## DIRECTION
Your task is to locate every line holding the string "object" and to copy each of them.

===== WORKING DATA

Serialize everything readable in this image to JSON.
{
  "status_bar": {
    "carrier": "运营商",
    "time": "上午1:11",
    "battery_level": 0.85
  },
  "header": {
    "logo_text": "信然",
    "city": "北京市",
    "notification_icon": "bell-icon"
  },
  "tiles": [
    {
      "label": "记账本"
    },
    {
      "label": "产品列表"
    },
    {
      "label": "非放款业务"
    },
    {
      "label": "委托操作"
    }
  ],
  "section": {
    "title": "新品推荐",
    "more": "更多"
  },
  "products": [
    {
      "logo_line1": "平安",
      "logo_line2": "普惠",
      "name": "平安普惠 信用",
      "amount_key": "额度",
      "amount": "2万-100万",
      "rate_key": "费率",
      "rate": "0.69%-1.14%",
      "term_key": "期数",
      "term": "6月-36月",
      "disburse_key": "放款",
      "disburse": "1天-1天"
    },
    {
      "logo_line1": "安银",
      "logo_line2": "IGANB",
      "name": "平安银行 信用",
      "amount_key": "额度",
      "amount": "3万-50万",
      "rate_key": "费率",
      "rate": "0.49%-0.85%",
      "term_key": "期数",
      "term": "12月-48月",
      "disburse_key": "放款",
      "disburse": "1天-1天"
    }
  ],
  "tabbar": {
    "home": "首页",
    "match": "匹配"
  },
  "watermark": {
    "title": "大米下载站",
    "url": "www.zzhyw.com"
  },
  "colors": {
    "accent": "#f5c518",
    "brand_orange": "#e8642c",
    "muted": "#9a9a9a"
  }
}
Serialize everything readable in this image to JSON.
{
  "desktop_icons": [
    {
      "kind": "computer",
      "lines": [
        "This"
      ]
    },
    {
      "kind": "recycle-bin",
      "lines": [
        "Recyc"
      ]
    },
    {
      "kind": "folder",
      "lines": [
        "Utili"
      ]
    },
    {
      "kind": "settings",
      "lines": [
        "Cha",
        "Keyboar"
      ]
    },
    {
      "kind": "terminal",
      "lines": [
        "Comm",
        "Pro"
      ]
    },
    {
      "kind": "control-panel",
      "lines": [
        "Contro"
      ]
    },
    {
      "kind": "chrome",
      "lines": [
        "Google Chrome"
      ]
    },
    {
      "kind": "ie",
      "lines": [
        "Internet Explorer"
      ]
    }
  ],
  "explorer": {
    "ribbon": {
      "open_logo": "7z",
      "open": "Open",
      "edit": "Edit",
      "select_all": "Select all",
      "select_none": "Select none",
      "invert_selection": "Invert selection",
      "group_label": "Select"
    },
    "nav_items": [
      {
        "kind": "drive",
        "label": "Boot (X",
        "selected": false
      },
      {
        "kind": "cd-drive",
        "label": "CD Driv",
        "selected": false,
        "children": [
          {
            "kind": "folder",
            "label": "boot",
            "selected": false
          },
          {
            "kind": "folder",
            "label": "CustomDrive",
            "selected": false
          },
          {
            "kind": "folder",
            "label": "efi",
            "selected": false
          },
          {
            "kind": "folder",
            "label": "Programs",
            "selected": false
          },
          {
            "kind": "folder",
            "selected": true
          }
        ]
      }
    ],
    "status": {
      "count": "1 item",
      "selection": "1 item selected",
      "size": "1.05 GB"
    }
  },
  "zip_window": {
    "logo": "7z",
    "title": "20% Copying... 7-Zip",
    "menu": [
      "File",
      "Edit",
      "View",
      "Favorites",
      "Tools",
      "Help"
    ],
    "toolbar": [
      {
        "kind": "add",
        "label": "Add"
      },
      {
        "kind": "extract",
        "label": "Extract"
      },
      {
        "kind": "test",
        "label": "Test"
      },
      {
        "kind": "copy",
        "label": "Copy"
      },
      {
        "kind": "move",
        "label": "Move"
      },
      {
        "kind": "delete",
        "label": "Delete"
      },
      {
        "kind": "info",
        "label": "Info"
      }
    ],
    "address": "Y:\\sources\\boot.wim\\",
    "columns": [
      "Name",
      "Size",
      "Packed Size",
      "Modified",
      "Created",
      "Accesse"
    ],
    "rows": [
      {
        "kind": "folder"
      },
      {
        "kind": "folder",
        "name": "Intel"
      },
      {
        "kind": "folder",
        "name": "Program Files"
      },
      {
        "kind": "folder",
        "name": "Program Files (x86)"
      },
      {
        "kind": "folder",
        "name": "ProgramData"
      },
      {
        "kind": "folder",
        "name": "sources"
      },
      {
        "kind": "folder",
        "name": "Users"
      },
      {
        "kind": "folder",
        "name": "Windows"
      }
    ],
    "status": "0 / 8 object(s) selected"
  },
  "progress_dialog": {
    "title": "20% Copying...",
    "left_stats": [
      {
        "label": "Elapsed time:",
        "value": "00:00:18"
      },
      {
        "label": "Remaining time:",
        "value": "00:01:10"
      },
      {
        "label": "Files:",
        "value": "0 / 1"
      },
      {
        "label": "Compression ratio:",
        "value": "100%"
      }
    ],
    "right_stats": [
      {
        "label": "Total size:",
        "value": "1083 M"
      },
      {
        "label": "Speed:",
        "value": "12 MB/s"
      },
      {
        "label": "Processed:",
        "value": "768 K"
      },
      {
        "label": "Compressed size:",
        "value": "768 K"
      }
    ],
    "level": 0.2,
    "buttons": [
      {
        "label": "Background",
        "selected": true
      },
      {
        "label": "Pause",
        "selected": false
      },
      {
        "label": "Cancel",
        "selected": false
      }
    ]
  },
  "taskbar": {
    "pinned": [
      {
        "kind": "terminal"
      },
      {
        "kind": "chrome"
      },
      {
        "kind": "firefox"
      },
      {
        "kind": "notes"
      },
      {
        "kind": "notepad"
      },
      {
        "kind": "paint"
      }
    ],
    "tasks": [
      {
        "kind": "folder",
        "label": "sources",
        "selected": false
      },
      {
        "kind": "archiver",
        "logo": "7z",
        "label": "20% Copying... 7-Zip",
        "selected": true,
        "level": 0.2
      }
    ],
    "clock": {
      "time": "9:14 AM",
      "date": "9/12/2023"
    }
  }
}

==========
===== WORKING DATA

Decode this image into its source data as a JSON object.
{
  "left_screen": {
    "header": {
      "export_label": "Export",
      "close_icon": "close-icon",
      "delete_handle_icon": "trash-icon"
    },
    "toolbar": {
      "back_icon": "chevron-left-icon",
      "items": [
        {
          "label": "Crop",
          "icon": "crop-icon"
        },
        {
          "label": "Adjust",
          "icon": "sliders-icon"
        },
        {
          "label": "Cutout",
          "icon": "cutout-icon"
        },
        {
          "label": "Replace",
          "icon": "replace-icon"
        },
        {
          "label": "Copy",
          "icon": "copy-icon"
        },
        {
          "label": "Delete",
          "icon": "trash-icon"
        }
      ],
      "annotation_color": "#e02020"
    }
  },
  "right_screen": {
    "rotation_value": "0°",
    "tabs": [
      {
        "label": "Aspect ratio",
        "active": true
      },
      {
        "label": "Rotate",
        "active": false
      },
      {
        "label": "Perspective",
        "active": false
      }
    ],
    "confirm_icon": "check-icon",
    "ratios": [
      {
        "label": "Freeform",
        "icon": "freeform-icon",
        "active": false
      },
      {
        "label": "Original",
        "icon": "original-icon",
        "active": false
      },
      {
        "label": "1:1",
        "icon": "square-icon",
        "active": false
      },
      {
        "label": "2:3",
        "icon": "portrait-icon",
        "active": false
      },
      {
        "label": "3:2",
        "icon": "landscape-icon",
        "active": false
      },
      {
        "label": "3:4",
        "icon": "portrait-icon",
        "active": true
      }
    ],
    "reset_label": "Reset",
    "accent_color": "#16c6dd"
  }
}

==========

## COMPLETED TASK
    "status": "0 / 8 object(s) selected"
Decode this image into its source data as a JSON object.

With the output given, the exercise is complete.